Extracted data entries
[BEGIN]

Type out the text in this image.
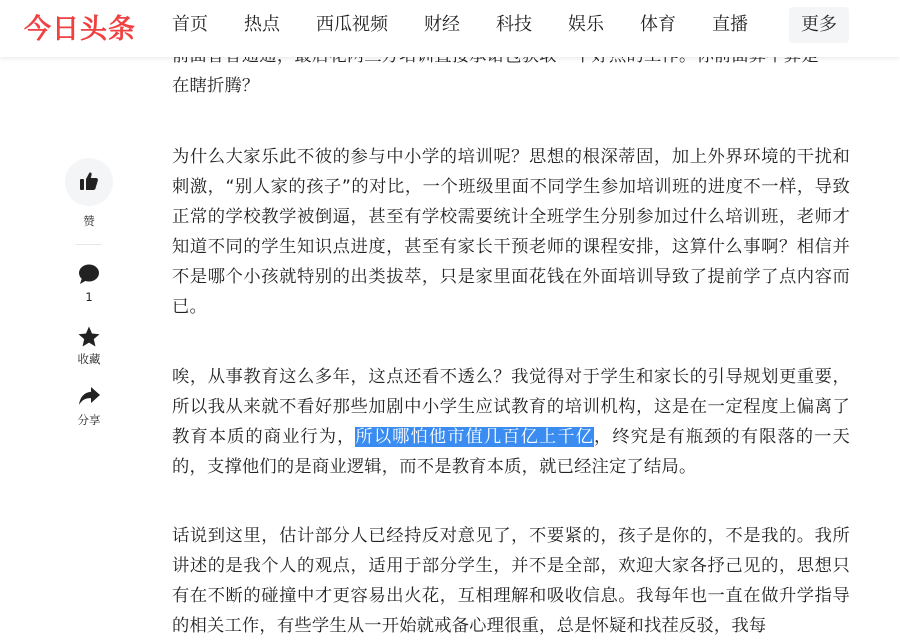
在瞎折腾？

为什么大家乐此不彼的参与中小学的培训呢？思想的根深蒂固，加上外界环境的干扰和刺激，“别人家的孩子”的对比，一个班级里面不同学生参加培训班的进度不一样，导致正常的学校教学被倒逼，甚至有学校需要统计全班学生分别参加过什么培训班，老师才知道不同的学生知识点进度，甚至有家长干预老师的课程安排，这算什么事啊？相信并不是哪个小孩就特别的出类拔萃，只是家里面花钱在外面培训导致了提前学了点内容而已。

唉，从事教育这么多年，这点还看不透么？我觉得对于学生和家长的引导规划更重要，所以我从来就不看好那些加剧中小学生应试教育的培训机构，这是在一定程度上偏离了教育本质的商业行为，所以哪怕他市值几百亿上千亿，终究是有瓶颈的有限落的一天的，支撑他们的是商业逻辑，而不是教育本质，就已经注定了结局。

话说到这里，估计部分人已经持反对意见了，不要紧的，孩子是你的，不是我的。我所讲述的是我个人的观点，适用于部分学生，并不是全部，欢迎大家各抒己见的，思想只有在不断的碰撞中才更容易出火花，互相理解和吸收信息。我每年也一直在做升学指导的相关工作，有些学生从一开始就戒备心理很重，总是怀疑和找茬反驳，我每

今日头条 首页 热点 西瓜视频 财经 科技 娱乐 体育 直播	更多
赞
1
收藏
分享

[END]

→ TASK DETAILS:
Quote the records above in full, dropping each picture.

→ THE RESULT:
Type out the text in this image.
在瞎折腾？

为什么大家乐此不彼的参与中小学的培训呢？思想的根深蒂固，加上外界环境的干扰和刺激，“别人家的孩子”的对比，一个班级里面不同学生参加培训班的进度不一样，导致正常的学校教学被倒逼，甚至有学校需要统计全班学生分别参加过什么培训班，老师才知道不同的学生知识点进度，甚至有家长干预老师的课程安排，这算什么事啊？相信并不是哪个小孩就特别的出类拔萃，只是家里面花钱在外面培训导致了提前学了点内容而已。

唉，从事教育这么多年，这点还看不透么？我觉得对于学生和家长的引导规划更重要，所以我从来就不看好那些加剧中小学生应试教育的培训机构，这是在一定程度上偏离了教育本质的商业行为，所以哪怕他市值几百亿上千亿，终究是有瓶颈的有限落的一天的，支撑他们的是商业逻辑，而不是教育本质，就已经注定了结局。

话说到这里，估计部分人已经持反对意见了，不要紧的，孩子是你的，不是我的。我所讲述的是我个人的观点，适用于部分学生，并不是全部，欢迎大家各抒己见的，思想只有在不断的碰撞中才更容易出火花，互相理解和吸收信息。我每年也一直在做升学指导的相关工作，有些学生从一开始就戒备心理很重，总是怀疑和找茬反驳，我每

今日头条 首页 热点 西瓜视频 财经 科技 娱乐 体育 直播	更多
赞
1
收藏
分享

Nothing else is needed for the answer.